Dataset entries on figures:
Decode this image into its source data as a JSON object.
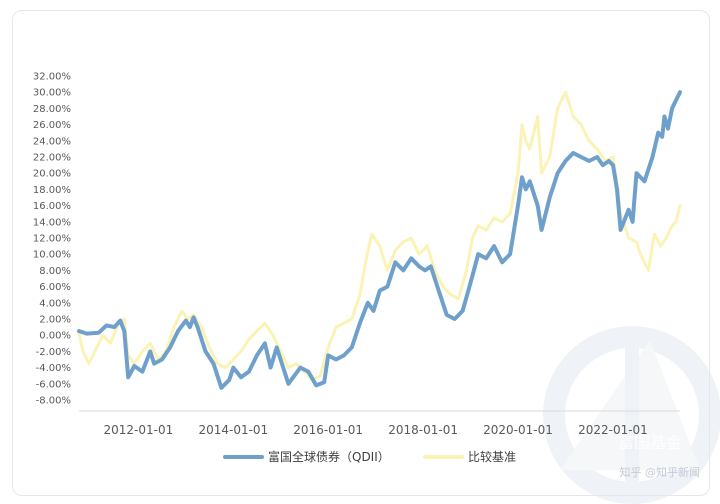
{
  "chart_data": {
    "type": "line",
    "yticks": [
      "32.00%",
      "30.00%",
      "28.00%",
      "26.00%",
      "24.00%",
      "22.00%",
      "20.00%",
      "18.00%",
      "16.00%",
      "14.00%",
      "12.00%",
      "10.00%",
      "8.00%",
      "6.00%",
      "4.00%",
      "2.00%",
      "0.00%",
      "-2.00%",
      "-4.00%",
      "-6.00%",
      "-8.00%"
    ],
    "ylim": [
      -8,
      32
    ],
    "xticks": [
      "2012-01-01",
      "2014-01-01",
      "2016-01-01",
      "2018-01-01",
      "2020-01-01",
      "2022-01-01"
    ],
    "xlim": [
      "2010-10-01",
      "2023-06-01"
    ],
    "grid": false,
    "legend_position": "bottom",
    "series": [
      {
        "name": "富国全球债券（QDII）",
        "color": "#6fa0cc",
        "points": [
          [
            "2010-10-01",
            0.5
          ],
          [
            "2010-12-01",
            0.2
          ],
          [
            "2011-03-01",
            0.3
          ],
          [
            "2011-05-01",
            1.2
          ],
          [
            "2011-07-01",
            1.0
          ],
          [
            "2011-08-15",
            1.8
          ],
          [
            "2011-09-15",
            0.5
          ],
          [
            "2011-10-15",
            -5.2
          ],
          [
            "2011-12-01",
            -3.8
          ],
          [
            "2012-02-01",
            -4.5
          ],
          [
            "2012-04-01",
            -2.0
          ],
          [
            "2012-05-01",
            -3.5
          ],
          [
            "2012-07-01",
            -3.0
          ],
          [
            "2012-09-01",
            -1.5
          ],
          [
            "2012-11-01",
            0.5
          ],
          [
            "2013-01-01",
            1.8
          ],
          [
            "2013-02-01",
            1.0
          ],
          [
            "2013-03-01",
            2.2
          ],
          [
            "2013-04-01",
            1.0
          ],
          [
            "2013-06-01",
            -2.0
          ],
          [
            "2013-08-01",
            -3.5
          ],
          [
            "2013-10-01",
            -6.5
          ],
          [
            "2013-12-01",
            -5.5
          ],
          [
            "2014-01-01",
            -4.0
          ],
          [
            "2014-03-01",
            -5.2
          ],
          [
            "2014-05-01",
            -4.5
          ],
          [
            "2014-07-01",
            -2.5
          ],
          [
            "2014-09-01",
            -1.0
          ],
          [
            "2014-10-15",
            -4.0
          ],
          [
            "2014-12-01",
            -1.5
          ],
          [
            "2015-03-01",
            -6.0
          ],
          [
            "2015-06-01",
            -4.0
          ],
          [
            "2015-08-01",
            -4.5
          ],
          [
            "2015-10-01",
            -6.2
          ],
          [
            "2015-12-01",
            -5.8
          ],
          [
            "2016-01-01",
            -2.5
          ],
          [
            "2016-03-01",
            -3.0
          ],
          [
            "2016-05-01",
            -2.5
          ],
          [
            "2016-07-01",
            -1.5
          ],
          [
            "2016-09-01",
            1.5
          ],
          [
            "2016-11-01",
            4.0
          ],
          [
            "2016-12-15",
            3.0
          ],
          [
            "2017-02-01",
            5.5
          ],
          [
            "2017-04-01",
            6.0
          ],
          [
            "2017-06-01",
            9.0
          ],
          [
            "2017-08-01",
            8.0
          ],
          [
            "2017-10-01",
            9.5
          ],
          [
            "2017-12-01",
            8.5
          ],
          [
            "2018-01-15",
            8.0
          ],
          [
            "2018-03-01",
            8.5
          ],
          [
            "2018-05-01",
            5.5
          ],
          [
            "2018-07-01",
            2.5
          ],
          [
            "2018-09-01",
            2.0
          ],
          [
            "2018-11-01",
            3.0
          ],
          [
            "2019-01-01",
            6.5
          ],
          [
            "2019-03-01",
            10.0
          ],
          [
            "2019-05-01",
            9.5
          ],
          [
            "2019-07-01",
            11.0
          ],
          [
            "2019-09-01",
            9.0
          ],
          [
            "2019-11-01",
            10.0
          ],
          [
            "2020-01-01",
            16.0
          ],
          [
            "2020-02-01",
            19.5
          ],
          [
            "2020-03-01",
            18.0
          ],
          [
            "2020-04-01",
            19.0
          ],
          [
            "2020-06-01",
            16.0
          ],
          [
            "2020-07-01",
            13.0
          ],
          [
            "2020-09-01",
            17.0
          ],
          [
            "2020-11-01",
            20.0
          ],
          [
            "2021-01-01",
            21.5
          ],
          [
            "2021-03-01",
            22.5
          ],
          [
            "2021-05-01",
            22.0
          ],
          [
            "2021-07-01",
            21.5
          ],
          [
            "2021-09-01",
            22.0
          ],
          [
            "2021-10-15",
            21.0
          ],
          [
            "2021-12-01",
            21.5
          ],
          [
            "2022-01-01",
            21.0
          ],
          [
            "2022-02-01",
            18.0
          ],
          [
            "2022-03-01",
            13.0
          ],
          [
            "2022-05-01",
            15.5
          ],
          [
            "2022-06-01",
            14.0
          ],
          [
            "2022-07-01",
            20.0
          ],
          [
            "2022-09-01",
            19.0
          ],
          [
            "2022-11-01",
            22.0
          ],
          [
            "2022-12-15",
            25.0
          ],
          [
            "2023-01-15",
            24.5
          ],
          [
            "2023-02-01",
            27.0
          ],
          [
            "2023-03-01",
            25.5
          ],
          [
            "2023-04-01",
            28.0
          ],
          [
            "2023-05-01",
            29.0
          ],
          [
            "2023-06-01",
            30.0
          ]
        ]
      },
      {
        "name": "比较基准",
        "color": "#fbf3b6",
        "points": [
          [
            "2010-10-01",
            0.2
          ],
          [
            "2010-11-01",
            -2.0
          ],
          [
            "2010-12-15",
            -3.5
          ],
          [
            "2011-02-01",
            -2.0
          ],
          [
            "2011-04-01",
            0.0
          ],
          [
            "2011-06-01",
            -1.0
          ],
          [
            "2011-08-01",
            1.5
          ],
          [
            "2011-09-15",
            2.0
          ],
          [
            "2011-10-15",
            -2.5
          ],
          [
            "2011-12-01",
            -3.5
          ],
          [
            "2012-02-01",
            -2.0
          ],
          [
            "2012-04-01",
            -1.0
          ],
          [
            "2012-06-01",
            -3.0
          ],
          [
            "2012-08-01",
            -2.0
          ],
          [
            "2012-10-01",
            1.0
          ],
          [
            "2012-12-01",
            3.0
          ],
          [
            "2013-01-15",
            2.0
          ],
          [
            "2013-03-01",
            2.5
          ],
          [
            "2013-05-01",
            1.0
          ],
          [
            "2013-07-01",
            -1.5
          ],
          [
            "2013-09-01",
            -3.5
          ],
          [
            "2013-11-01",
            -4.0
          ],
          [
            "2014-01-01",
            -3.0
          ],
          [
            "2014-03-01",
            -2.0
          ],
          [
            "2014-05-01",
            -0.5
          ],
          [
            "2014-07-01",
            0.5
          ],
          [
            "2014-09-01",
            1.5
          ],
          [
            "2014-11-01",
            0.0
          ],
          [
            "2015-01-01",
            -2.0
          ],
          [
            "2015-03-01",
            -4.0
          ],
          [
            "2015-05-01",
            -3.5
          ],
          [
            "2015-07-01",
            -4.5
          ],
          [
            "2015-09-01",
            -5.5
          ],
          [
            "2015-11-01",
            -5.0
          ],
          [
            "2016-01-01",
            -1.5
          ],
          [
            "2016-03-01",
            1.0
          ],
          [
            "2016-05-01",
            1.5
          ],
          [
            "2016-07-01",
            2.0
          ],
          [
            "2016-09-01",
            5.0
          ],
          [
            "2016-10-15",
            9.0
          ],
          [
            "2016-12-01",
            12.5
          ],
          [
            "2017-02-01",
            11.0
          ],
          [
            "2017-04-01",
            8.0
          ],
          [
            "2017-06-01",
            10.5
          ],
          [
            "2017-08-01",
            11.5
          ],
          [
            "2017-10-01",
            12.0
          ],
          [
            "2017-12-01",
            10.0
          ],
          [
            "2018-02-01",
            11.0
          ],
          [
            "2018-04-01",
            8.0
          ],
          [
            "2018-06-01",
            6.0
          ],
          [
            "2018-08-01",
            5.0
          ],
          [
            "2018-10-01",
            4.5
          ],
          [
            "2018-12-01",
            8.0
          ],
          [
            "2019-01-15",
            12.0
          ],
          [
            "2019-03-01",
            13.5
          ],
          [
            "2019-05-01",
            13.0
          ],
          [
            "2019-07-01",
            14.5
          ],
          [
            "2019-09-01",
            14.0
          ],
          [
            "2019-11-01",
            15.0
          ],
          [
            "2020-01-01",
            20.0
          ],
          [
            "2020-02-01",
            26.0
          ],
          [
            "2020-03-01",
            24.0
          ],
          [
            "2020-04-01",
            23.0
          ],
          [
            "2020-06-01",
            27.0
          ],
          [
            "2020-07-01",
            20.0
          ],
          [
            "2020-09-01",
            22.0
          ],
          [
            "2020-11-01",
            28.0
          ],
          [
            "2021-01-01",
            30.0
          ],
          [
            "2021-03-01",
            27.0
          ],
          [
            "2021-05-01",
            26.0
          ],
          [
            "2021-07-01",
            24.0
          ],
          [
            "2021-09-01",
            23.0
          ],
          [
            "2021-11-01",
            21.5
          ],
          [
            "2022-01-01",
            22.0
          ],
          [
            "2022-02-01",
            19.0
          ],
          [
            "2022-03-01",
            15.0
          ],
          [
            "2022-05-01",
            12.0
          ],
          [
            "2022-07-01",
            11.5
          ],
          [
            "2022-08-01",
            10.0
          ],
          [
            "2022-10-01",
            8.0
          ],
          [
            "2022-11-15",
            12.5
          ],
          [
            "2023-01-01",
            11.0
          ],
          [
            "2023-02-15",
            12.0
          ],
          [
            "2023-04-01",
            13.5
          ],
          [
            "2023-05-01",
            14.0
          ],
          [
            "2023-06-01",
            16.0
          ]
        ]
      }
    ]
  },
  "watermarks": {
    "brand": "富国基金",
    "source": "知乎 @知乎新闻"
  }
}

What the exercise asks: Copy out each line of the listing that holds "source".

Task solution:
Decode this image into its source data as a JSON object.
    "source": "知乎 @知乎新闻"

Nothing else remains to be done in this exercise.